(Problem details)
Copy out all lines that carry the word "bēna".

"""

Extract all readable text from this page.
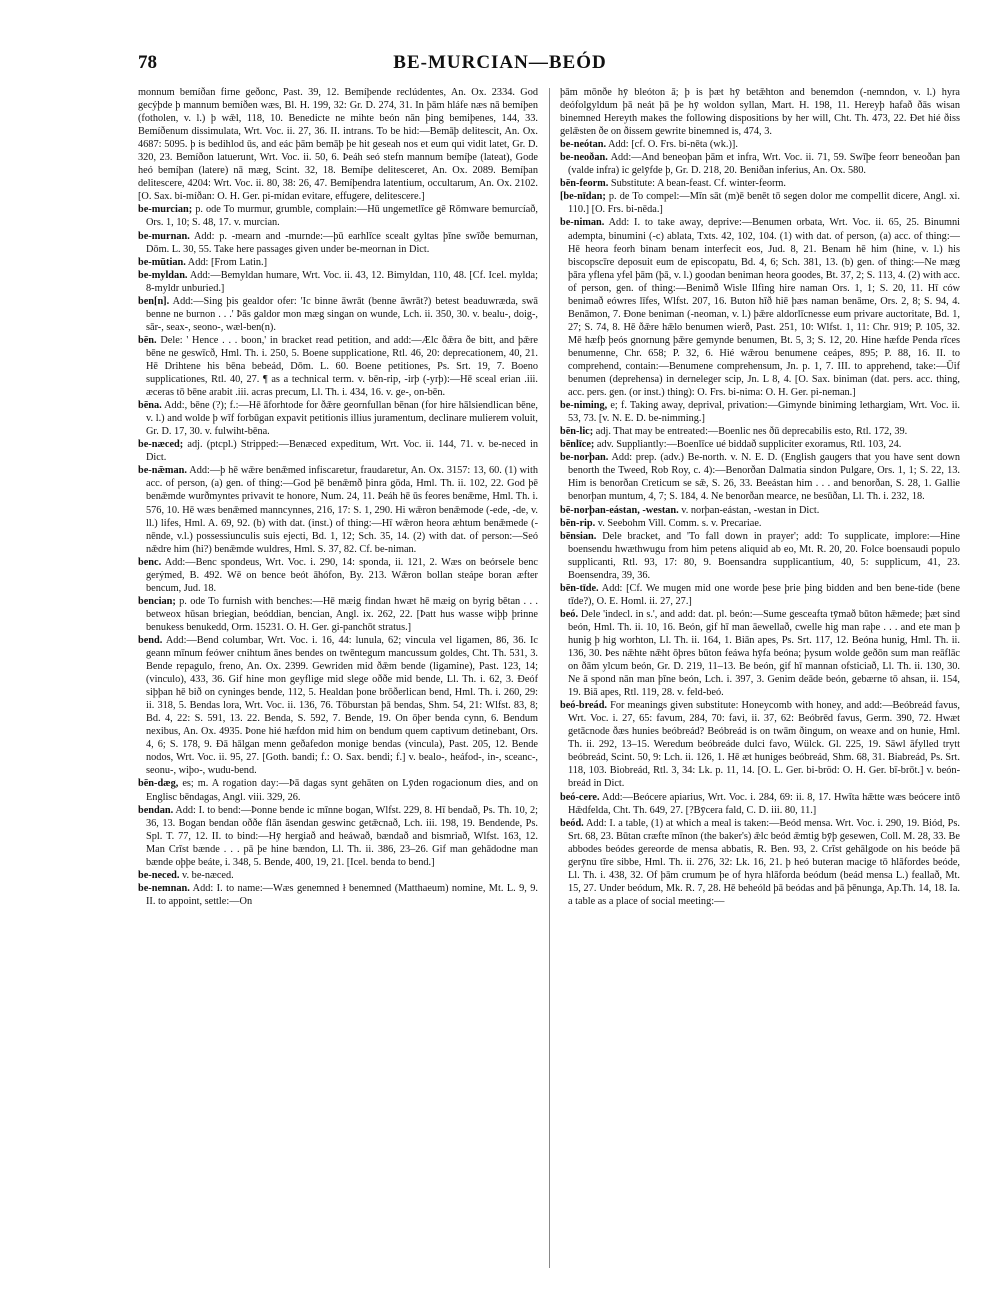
78	BE-MURCIAN—BEÓD
monnum bemíðan firne geðonc, Past. 39, 12. Bemíþende reclúdentes, An. Ox. 2334. God gecýþde þ mannum bemíðen wæs, Bl. H. 199, 32: Gr. D. 274, 31. In þām hláfe næs nā bemíþen (fotholen, v. l.) þ wǣl, 118, 10. Benedicte ne mihte beón nān þing bemiþenes, 144, 33. Bemíðenum dissimulata, Wrt. Voc. ii. 27, 36. II. intrans. To be hid:—Bemāþ delitescit, An. Ox. 4687: 5095. þ is bedihlod ūs, and eác þām bemāþ þe hit geseah nos et eum qui vidit latet, Gr. D. 320, 23. Bemíðon latuerunt, Wrt. Voc. ii. 50, 6. Þeáh seó stefn mannum bemíþe (lateat), Gode heó bemíþan (latere) nā mæg, Scint. 32, 18. Bemíþe delitesceret, An. Ox. 2089. Bemíþan delitescere, 4204: Wrt. Voc. ii. 80, 38: 26, 47. Bemíþendra latentium, occultarum, An. Ox. 2102. [O. Sax. bi-míðan: O. H. Ger. pi-mídan evitare, effugere, delitescere.]
be-murcian; p. ode To murmur, grumble, complain:—Hū ungemetlīce gē Rōmware bemurcíað, Ors. 1, 10; S. 48, 17. v. murcian.
be-murnan. Add: p. -mearn and -murnde:—þū earhlīce scealt gyltas þīne swīðe bemurnan, Dōm. L. 30, 55. Take here passages given under be-meornan in Dict.
be-mūtian. Add: [From Latin.]
be-myldan. Add:—Bemyldan humare, Wrt. Voc. ii. 43, 12. Bimyldan, 110, 48. [Cf. Icel. mylda; 8-myldr unburied.]
ben[n]. Add:—Sing þis gealdor ofer: 'Ic binne āwrāt (benne āwrāt?) betest beaduwræda, swā benne ne burnon . . .' Þās galdor mon mæg singan on wunde, Lch. ii. 350, 30. v. bealu-, doig-, sār-, seax-, seono-, wæl-ben(n).
bēn. Dele: ' Hence . . . boon,' in bracket read petition, and add:—Ælc ðǣra ðe bitt, and þǣre bēne ne geswīcð, Hml. Th. i. 250, 5. Boene supplicatione, Rtl. 46, 20: deprecationem, 40, 21. Hē Drihtene his bēna bebeád, Dōm. L. 60. Boene petitiones, Ps. Srt. 19, 7. Boeno supplicationes, Rtl. 40, 27. ¶ as a technical term. v. bēn-rip, -irþ (-yrþ):—Hē sceal erian .iii. æceras tō bēne arabit .iii. acras precum, Ll. Th. i. 434, 16. v. ge-, on-bēn.
bēna. Add:, bēne (?); f.:—Hē āforhtode for ðǣre geornfullan bēnan (for hire hālsiendlican bēne, v. l.) and wolde þ wīf forbūgan expavit petitionis illius juramentum, declinare mulierem voluit, Gr. D. 17, 30. v. fulwiht-bēna.
be-næced; adj. (ptcpl.) Stripped:—Benæced expeditum, Wrt. Voc. ii. 144, 71. v. be-neced in Dict.
be-nǣman. Add:—þ hē wǣre benǣmed infiscaretur, fraudaretur, An. Ox. 3157: 13, 60. (1) with acc. of person, (a) gen. of thing:—God þē benǣmð þinra gōda, Hml. Th. ii. 102, 22. God þē benǣmde wurðmyntes privavit te honore, Num. 24, 11. Þeáh hē ūs feores benǣme, Hml. Th. i. 576, 10. Hē wæs benǣmed manncynnes, 216, 17: S. 1, 290. Hi wǣron benǣmode (-ede, -de, v. ll.) lifes, Hml. A. 69, 92. (b) with dat. (inst.) of thing:—Hī wǣron heora æhtum benǣmede (-nēnde, v.l.) possessiunculis suis ejecti, Bd. 1, 12; Sch. 35, 14. (2) with dat. of person:—Seó nǣdre him (hi?) benǣmde wuldres, Hml. S. 37, 82. Cf. be-niman.
benc. Add:—Benc spondeus, Wrt. Voc. i. 290, 14: sponda, ii. 121, 2. Wæs on beórsele benc gerýmed, B. 492. Wē on bence beót āhófon, By. 213. Wǣron bollan steápe boran æfter bencum, Jud. 18.
bencian; p. ode To furnish with benches:—Hē mæig findan hwæt hē mæig on byrig bētan . . . betweox hūsan briegian, beóddian, bencian, Angl. ix. 262, 22. [Þatt hus wasse wiþþ þrinne benukess benukedd, Orm. 15231. O. H. Ger. gi-panchōt stratus.]
bend. Add:—Bend columbar, Wrt. Voc. i. 16, 44: lunula, 62; vincula vel ligamen, 86, 36. Ic geann mīnum feówer cnihtum ānes bendes on twēntegum mancussum goldes, Cht. Th. 531, 3. Bende repagulo, freno, An. Ox. 2399. Gewriden mid ðǣm bende (ligamine), Past. 123, 14; (vinculo), 433, 36. Gif hine mon geyflige mid slege oððe mid bende, Ll. Th. i. 62, 3. Ðeóf siþþan hē bið on cyninges bende, 112, 5. Healdan þone brōðerlican bend, Hml. Th. i. 260, 29: ii. 318, 5. Bendas lora, Wrt. Voc. ii. 136, 76. Tōburstan þā bendas, Shm. 54, 21: Wlfst. 83, 8; Bd. 4, 22: S. 591, 13. 22. Benda, S. 592, 7. Bende, 19. On ōþer benda cynn, 6. Bendum nexibus, An. Ox. 4935. Þone hié hæfdon mid him on bendum quem captivum detinebant, Ors. 4, 6; S. 178, 9. Ðā hālgan menn geðafedon monige bendas (vincula), Past. 205, 12. Bende nodos, Wrt. Voc. ii. 95, 27. [Goth. bandi; f.: O. Sax. bendi; f.] v. bealo-, heáfod-, in-, sceanc-, seonu-, wiþo-, wudu-bend.
bēn-dæg, es; m. A rogation day:—Þā dagas synt gehāten on Lȳden rogacionum dies, and on Englisc bēndagas, Angl. viii. 329, 26.
bendan. Add: I. to bend:—Þonne bende ic mīnne bogan, Wlfst. 229, 8. Hī bendað, Ps. Th. 10, 2; 36, 13. Bogan bendan oððe flān āsendan geswinc getǣcnað, Lch. iii. 198, 19. Bendende, Ps. Spl. T. 77, 12. II. to bind:—Hȳ hergiað and heáwað, bændað and bismriað, Wlfst. 163, 12. Man Crīst bænde . . . pā þe hine bændon, Ll. Th. ii. 386, 23–26. Gif man gehādodne man bænde oþþe beáte, i. 348, 5. Bende, 400, 19, 21. [Icel. benda to bend.]
be-neced. v. be-næced.
be-nemnan. Add: I. to name:—Wæs genemned ł benemned (Matthaeum) nomine, Mt. L. 9, 9. II. to appoint, settle:—On
þām mōnðe hȳ bleóton ā; þ is þæt hȳ betǣhton and benemdon (-nemndon, v. l.) hyra deófolgyldum þā neát þā þe hȳ woldon syllan, Mart. H. 198, 11. Hereyþ hafað ðās wisan binemned Hereyth makes the following dispositions by her will, Cht. Th. 473, 22. Ðet hié ðiss gelǣsten ðe on ðissem gewrite binemned is, 474, 3.
be-neótan. Add: [cf. O. Frs. bi-nēta (wk.)].
be-neoðan. Add:—And beneoþan þām et infra, Wrt. Voc. ii. 71, 59. Swīþe feorr beneoðan þan (valde infra) ic gelȳfde þ, Gr. D. 218, 20. Beniðan inferius, An. Ox. 580.
bēn-feorm. Substitute: A bean-feast. Cf. winter-feorm.
[be-nīdan; p. de To compel:—Mīn sāt (m)ē benēt tō segen dolor me compellit dicere, Angl. xi. 110.] [O. Frs. bi-nēda.]
be-niman. Add: I. to take away, deprive:—Benumen orbata, Wrt. Voc. ii. 65, 25. Binumni adempta, binumini (-c) ablata, Txts. 42, 102, 104. (1) with dat. of person, (a) acc. of thing:—Hē heora feorh binam benam interfecit eos, Jud. 8, 21. Benam hē him (hine, v. l.) his biscopscīre deposuit eum de episcopatu, Bd. 4, 6; Sch. 381, 13. (b) gen. of thing:—Ne mæg þāra yflena yfel þām (þā, v. l.) goodan beniman heora goodes, Bt. 37, 2; S. 113, 4. (2) with acc. of person, gen. of thing:—Benimð Wisle Ilfing hire naman Ors. 1, 1; S. 20, 11. Hī ców benimað eówres līfes, Wlfst. 207, 16. Buton hīð hiē þæs naman benāme, Ors. 2, 8; S. 94, 4. Benāmon, 7. Ðone beniman (-neoman, v. l.) þǣre aldorlīcnesse eum privare auctoritate, Bd. 1, 27; S. 74, 8. Hē ðǣre hǣlo benumen wierð, Past. 251, 10: Wlfst. 1, 11: Chr. 919; P. 105, 32. Mē hæfþ þeós gnornung þǣre gemynde benumen, Bt. 5, 3; S. 12, 20. Hine hæfde Penda rīces benumenne, Chr. 658; P. 32, 6. Hié wǣrou benumene ceápes, 895; P. 88, 16. II. to comprehend, contain:—Benumene comprehensum, Jn. p. 1, 7. III. to apprehend, take:—Ūif benumen (deprehensa) in derneleger scip, Jn. L 8, 4. [O. Sax. biniman (dat. pers. acc. thing, acc. pers. gen. (or inst.) thing): O. Frs. bi-nima: O. H. Ger. pi-neman.]
be-niming, e; f. Taking away, deprival, privation:—Gimynde biniming lethargiam, Wrt. Voc. ii. 53, 73. [v. N. E. D. be-nimming.]
bēn-lic; adj. That may be entreated:—Boenlic nes ðū deprecabilis esto, Rtl. 172, 39.
bēnlīce; adv. Suppliantly:—Boenlīce ué biddað suppliciter exoramus, Rtl. 103, 24.
be-norþan. Add: prep. (adv.) Be-north. v. N. E. D. (English gaugers that you have sent down benorth the Tweed, Rob Roy, c. 4):—Benorðan Dalmatia sindon Pulgare, Ors. 1, 1; S. 22, 13. Him is benorðan Creticum se sǣ, S. 26, 33. Beeástan him . . . and benorðan, S. 28, 1. Gallie benorþan muntum, 4, 7; S. 184, 4. Ne benorðan mearce, ne besūðan, Ll. Th. i. 232, 18.
bē-norþan-eástan, -westan. v. norþan-eástan, -westan in Dict.
bēn-rip. v. Seebohm Vill. Comm. s. v. Precariae.
bēnsian. Dele bracket, and 'To fall down in prayer'; add: To supplicate, implore:—Hine boensendu hwæthwugu from him petens aliquid ab eo, Mt. R. 20, 20. Folce boensaudi populo supplicanti, Rtl. 93, 17: 80, 9. Boensandra supplicantium, 40, 5: supplicum, 41, 23. Boensendra, 39, 36.
bēn-tīde. Add: [Cf. We mugen mid one worde þese þrie þing bidden and ben bene-tide (bene tīde?), O. E. Homl. ii. 27, 27.]
beó. Dele 'indecl. in s.', and add: dat. pl. beón:—Sume gesceafta tȳmað būton hǣmede; þæt sind beón, Hml. Th. ii. 10, 16. Beón, gif hī man āewellað, cwelle hig man raþe . . . and ete man þ hunig þ hig worhton, Ll. Th. ii. 164, 1. Biān apes, Ps. Srt. 117, 12. Beóna hunig, Hml. Th. ii. 136, 30. Þes nǣhte nǣht ōþres būton feáwa hȳfa beóna; þysum wolde geðōn sum man reāflāc on ðām ylcum beón, Gr. D. 219, 11–13. Be beón, gif hī mannan ofsticiað, Ll. Th. ii. 130, 30. Ne ā spond nān man þīne beón, Lch. i. 397, 3. Genim deāde beón, gebærne tō ahsan, ii. 154, 19. Biā apes, Rtl. 119, 28. v. feld-beó.
beó-breád. For meanings given substitute: Honeycomb with honey, and add:—Beóbreád favus, Wrt. Voc. i. 27, 65: favum, 284, 70: favi, ii. 37, 62: Beóbrēd favus, Germ. 390, 72. Hwæt getācnode ðæs hunies beóbreád? Beóbreád is on twām ðingum, on weaxe and on hunie, Hml. Th. ii. 292, 13–15. Weredum beóbreáde dulci favo, Wülck. Gl. 225, 19. Sāwl āfylled trytt beóbreád, Scint. 50, 9: Lch. ii. 126, 1. Hē æt huniges beóbreád, Shm. 68, 31. Biabreád, Ps. Srt. 118, 103. Biobreád, Rtl. 3, 34: Lk. p. 11, 14. [O. L. Ger. bi-bröd: O. H. Ger. bī-brōt.] v. beón-breád in Dict.
beó-cere. Add:—Beócere apiarius, Wrt. Voc. i. 284, 69: ii. 8, 17. Hwīta hǣtte wæs beócere intō Hǣdfelda, Cht. Th. 649, 27. [?Bȳcera fald, C. D. iii. 80, 11.]
beód. Add: I. a table, (1) at which a meal is taken:—Beód mensa. Wrt. Voc. i. 290, 19. Biód, Ps. Srt. 68, 23. Būtan cræfte mīnon (the baker's) ǣlc beód ǣmtig bȳþ gesewen, Coll. M. 28, 33. Be abbodes beódes gereorde de mensa abbatis, R. Ben. 93, 2. Crīst gehālgode on his beóde þā gerȳnu tīre sibbe, Hml. Th. ii. 276, 32: Lk. 16, 21. þ heó buteran macige tō hlāfordes beóde, Ll. Th. i. 438, 32. Of þām crumum þe of hyra hlāforda beódum (beád mensa L.) feallað, Mt. 15, 27. Under beódum, Mk. R. 7, 28. Hē beheóld þā beódas and þā þēnunga, Ap.Th. 14, 18. Ia. a table as a place of social meeting:—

"""

(Right answer)
bēn. Dele: ' Hence . . . boon,' in bracket read petition, and add:—Ælc ðǣra ðe bitt, and þǣre bēne ne geswīcð, Hml. Th. i. 250, 5. Boene supplicatione, Rtl. 46, 20: deprecationem, 40, 21. Hē Drihtene his bēna bebeád, Dōm. L. 60. Boene petitiones, Ps. Srt. 19, 7. Boeno supplicationes, Rtl. 40, 27. ¶ as a technical term. v. bēn-rip, -irþ (-yrþ):—Hē sceal erian .iii. æceras tō bēne arabit .iii. acras precum, Ll. Th. i. 434, 16. v. ge-, on-bēn.
bēna. Add:, bēne (?); f.:—Hē āforhtode for ðǣre geornfullan bēnan (for hire hālsiendlican bēne, v. l.) and wolde þ wīf forbūgan expavit petitionis illius juramentum, declinare mulierem voluit, Gr. D. 17, 30. v. fulwiht-bēna.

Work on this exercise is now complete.